Please format the lines of the entries from the line with "label-background: Background —" up to and including the line with "x-tick-label: 0.02 — [135, 370, 166, 386]" as a Markdown table with the columns n and Line. Put the row number under n, and skip any blank lines.

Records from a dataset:
..........

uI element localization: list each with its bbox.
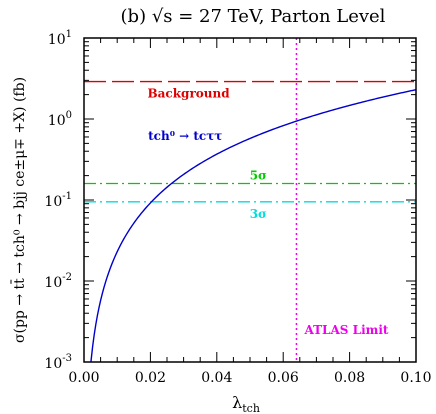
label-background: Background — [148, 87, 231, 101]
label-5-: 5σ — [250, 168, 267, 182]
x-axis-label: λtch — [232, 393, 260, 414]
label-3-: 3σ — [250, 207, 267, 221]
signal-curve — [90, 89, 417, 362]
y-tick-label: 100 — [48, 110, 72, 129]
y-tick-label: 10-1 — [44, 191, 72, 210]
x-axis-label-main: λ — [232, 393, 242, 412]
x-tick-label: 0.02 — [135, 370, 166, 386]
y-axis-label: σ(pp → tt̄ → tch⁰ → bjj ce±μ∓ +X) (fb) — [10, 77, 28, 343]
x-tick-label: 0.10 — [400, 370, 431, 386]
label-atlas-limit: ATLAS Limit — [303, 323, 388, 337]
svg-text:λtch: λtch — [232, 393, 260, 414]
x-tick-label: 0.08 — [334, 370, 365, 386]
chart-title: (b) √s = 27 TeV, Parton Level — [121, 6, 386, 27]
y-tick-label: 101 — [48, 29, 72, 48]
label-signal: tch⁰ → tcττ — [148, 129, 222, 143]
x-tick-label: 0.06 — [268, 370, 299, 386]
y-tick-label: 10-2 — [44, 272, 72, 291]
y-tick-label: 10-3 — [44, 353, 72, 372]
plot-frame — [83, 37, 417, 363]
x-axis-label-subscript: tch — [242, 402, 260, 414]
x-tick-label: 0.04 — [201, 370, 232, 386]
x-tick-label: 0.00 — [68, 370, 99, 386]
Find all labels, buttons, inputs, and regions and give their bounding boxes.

..........

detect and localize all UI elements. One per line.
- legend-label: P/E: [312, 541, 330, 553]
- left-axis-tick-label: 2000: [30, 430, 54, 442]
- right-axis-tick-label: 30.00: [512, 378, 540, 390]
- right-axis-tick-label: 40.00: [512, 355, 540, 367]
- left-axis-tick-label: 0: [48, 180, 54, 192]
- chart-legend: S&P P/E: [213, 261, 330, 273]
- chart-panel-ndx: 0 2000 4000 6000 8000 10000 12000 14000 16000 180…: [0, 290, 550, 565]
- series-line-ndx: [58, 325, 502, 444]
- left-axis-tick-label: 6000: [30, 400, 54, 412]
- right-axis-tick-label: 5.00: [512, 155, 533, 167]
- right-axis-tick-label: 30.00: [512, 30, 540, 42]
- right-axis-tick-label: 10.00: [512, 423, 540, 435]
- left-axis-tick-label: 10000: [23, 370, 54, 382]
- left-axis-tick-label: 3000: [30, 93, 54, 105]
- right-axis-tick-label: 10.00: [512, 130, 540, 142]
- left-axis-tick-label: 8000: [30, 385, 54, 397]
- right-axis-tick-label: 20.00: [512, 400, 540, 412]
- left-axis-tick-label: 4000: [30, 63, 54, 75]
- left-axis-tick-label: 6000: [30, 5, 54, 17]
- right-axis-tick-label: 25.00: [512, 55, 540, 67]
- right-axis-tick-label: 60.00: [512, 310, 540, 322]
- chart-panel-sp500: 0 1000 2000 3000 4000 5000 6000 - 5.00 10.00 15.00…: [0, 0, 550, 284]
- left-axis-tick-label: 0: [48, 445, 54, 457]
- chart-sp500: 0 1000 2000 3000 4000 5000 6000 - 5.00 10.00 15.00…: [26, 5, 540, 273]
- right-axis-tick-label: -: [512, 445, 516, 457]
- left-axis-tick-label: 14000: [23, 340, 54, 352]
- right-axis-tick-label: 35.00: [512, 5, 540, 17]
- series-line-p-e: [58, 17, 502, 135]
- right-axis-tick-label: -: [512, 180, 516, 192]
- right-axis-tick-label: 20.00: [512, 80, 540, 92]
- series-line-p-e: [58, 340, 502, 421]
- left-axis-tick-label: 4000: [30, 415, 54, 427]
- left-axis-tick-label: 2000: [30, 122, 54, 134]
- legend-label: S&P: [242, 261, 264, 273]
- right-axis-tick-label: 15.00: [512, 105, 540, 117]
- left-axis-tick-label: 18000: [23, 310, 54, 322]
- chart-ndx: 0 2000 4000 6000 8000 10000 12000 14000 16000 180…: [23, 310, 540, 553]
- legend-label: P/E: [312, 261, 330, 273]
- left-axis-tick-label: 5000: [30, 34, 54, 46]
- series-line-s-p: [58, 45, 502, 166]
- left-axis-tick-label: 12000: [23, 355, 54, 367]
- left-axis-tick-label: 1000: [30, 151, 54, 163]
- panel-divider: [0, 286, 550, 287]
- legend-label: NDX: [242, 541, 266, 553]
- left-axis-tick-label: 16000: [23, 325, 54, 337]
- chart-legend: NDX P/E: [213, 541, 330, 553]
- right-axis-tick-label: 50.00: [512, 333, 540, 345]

..........

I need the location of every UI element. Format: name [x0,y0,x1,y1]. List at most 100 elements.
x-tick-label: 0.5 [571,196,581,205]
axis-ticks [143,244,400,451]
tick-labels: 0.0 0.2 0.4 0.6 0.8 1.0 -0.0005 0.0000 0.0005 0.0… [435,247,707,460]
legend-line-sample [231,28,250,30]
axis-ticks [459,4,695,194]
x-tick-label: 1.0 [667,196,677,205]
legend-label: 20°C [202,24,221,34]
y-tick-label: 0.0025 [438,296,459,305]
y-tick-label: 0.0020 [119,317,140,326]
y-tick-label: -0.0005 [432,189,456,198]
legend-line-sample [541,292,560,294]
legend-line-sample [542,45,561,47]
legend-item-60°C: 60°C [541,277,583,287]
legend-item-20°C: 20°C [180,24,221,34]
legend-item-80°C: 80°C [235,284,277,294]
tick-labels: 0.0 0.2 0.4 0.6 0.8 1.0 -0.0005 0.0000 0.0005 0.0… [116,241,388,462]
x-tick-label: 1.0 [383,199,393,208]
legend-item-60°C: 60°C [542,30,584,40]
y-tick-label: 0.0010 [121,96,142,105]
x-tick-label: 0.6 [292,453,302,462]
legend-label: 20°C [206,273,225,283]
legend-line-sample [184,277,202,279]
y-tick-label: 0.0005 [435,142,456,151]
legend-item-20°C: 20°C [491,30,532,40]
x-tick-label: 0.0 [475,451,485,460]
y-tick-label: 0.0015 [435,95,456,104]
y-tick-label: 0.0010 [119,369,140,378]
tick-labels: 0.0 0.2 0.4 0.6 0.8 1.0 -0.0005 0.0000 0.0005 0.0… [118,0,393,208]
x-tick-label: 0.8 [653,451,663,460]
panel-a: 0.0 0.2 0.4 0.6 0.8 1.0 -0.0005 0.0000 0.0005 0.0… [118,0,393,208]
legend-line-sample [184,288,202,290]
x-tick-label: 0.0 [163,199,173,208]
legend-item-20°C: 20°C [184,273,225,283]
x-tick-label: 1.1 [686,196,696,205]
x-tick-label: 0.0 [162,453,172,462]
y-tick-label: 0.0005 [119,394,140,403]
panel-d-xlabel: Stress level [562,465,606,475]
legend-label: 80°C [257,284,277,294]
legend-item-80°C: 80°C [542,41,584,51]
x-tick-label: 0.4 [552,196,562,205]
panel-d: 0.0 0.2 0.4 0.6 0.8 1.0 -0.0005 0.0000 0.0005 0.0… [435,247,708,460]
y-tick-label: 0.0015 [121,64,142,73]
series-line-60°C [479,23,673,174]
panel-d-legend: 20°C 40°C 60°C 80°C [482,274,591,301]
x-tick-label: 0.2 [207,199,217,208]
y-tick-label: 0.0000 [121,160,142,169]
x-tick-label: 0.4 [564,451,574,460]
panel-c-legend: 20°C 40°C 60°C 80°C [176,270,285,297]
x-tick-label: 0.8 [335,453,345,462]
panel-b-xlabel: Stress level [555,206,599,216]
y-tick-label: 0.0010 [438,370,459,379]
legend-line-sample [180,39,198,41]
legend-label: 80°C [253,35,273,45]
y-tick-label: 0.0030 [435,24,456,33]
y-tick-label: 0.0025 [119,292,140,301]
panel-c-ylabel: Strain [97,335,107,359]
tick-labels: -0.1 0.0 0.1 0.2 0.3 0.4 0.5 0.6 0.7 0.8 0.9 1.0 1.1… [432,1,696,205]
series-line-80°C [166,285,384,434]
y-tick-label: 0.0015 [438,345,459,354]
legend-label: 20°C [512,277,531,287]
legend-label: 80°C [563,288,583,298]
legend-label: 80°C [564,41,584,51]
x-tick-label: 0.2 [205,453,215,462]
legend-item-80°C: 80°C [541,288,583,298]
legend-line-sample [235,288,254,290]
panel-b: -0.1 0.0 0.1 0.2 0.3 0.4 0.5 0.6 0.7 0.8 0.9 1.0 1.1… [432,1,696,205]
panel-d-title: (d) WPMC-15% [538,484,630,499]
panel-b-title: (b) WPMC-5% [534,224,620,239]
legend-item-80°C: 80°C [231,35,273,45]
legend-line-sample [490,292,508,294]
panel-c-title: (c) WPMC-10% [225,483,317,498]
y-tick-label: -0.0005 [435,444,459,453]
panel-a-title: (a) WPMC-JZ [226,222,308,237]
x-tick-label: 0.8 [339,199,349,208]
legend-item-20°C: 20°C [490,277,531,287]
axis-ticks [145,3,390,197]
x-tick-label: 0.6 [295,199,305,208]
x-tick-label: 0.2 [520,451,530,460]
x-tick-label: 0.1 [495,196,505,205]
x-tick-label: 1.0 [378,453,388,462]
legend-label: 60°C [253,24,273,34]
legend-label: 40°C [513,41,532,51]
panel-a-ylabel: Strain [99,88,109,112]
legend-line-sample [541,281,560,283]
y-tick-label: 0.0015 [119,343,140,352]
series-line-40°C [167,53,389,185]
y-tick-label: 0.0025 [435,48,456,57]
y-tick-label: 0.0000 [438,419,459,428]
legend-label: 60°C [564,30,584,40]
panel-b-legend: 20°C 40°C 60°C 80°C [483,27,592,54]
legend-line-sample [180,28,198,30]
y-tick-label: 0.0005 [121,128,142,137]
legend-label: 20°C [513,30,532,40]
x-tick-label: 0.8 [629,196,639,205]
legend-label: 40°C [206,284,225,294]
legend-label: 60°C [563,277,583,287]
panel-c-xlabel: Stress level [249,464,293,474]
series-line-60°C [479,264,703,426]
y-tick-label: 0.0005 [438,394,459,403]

..........

Output:
| n | Line |
|---|---|
| 1 | label-background: Background — [148, 87, 231, 101] |
| 2 | label-5-: 5σ — [250, 168, 267, 182] |
| 3 | x-axis-label: λtch — [232, 393, 260, 414] |
| 4 | label-3-: 3σ — [250, 207, 267, 221] |
| 5 | signal-curve — [90, 89, 417, 362] |
| 6 | y-tick-label: 100 — [48, 110, 72, 129] |
| 7 | y-tick-label: 10-1 — [44, 191, 72, 210] |
| 8 | x-axis-label-main: λ — [232, 393, 242, 412] |
| 9 | x-tick-label: 0.02 — [135, 370, 166, 386] |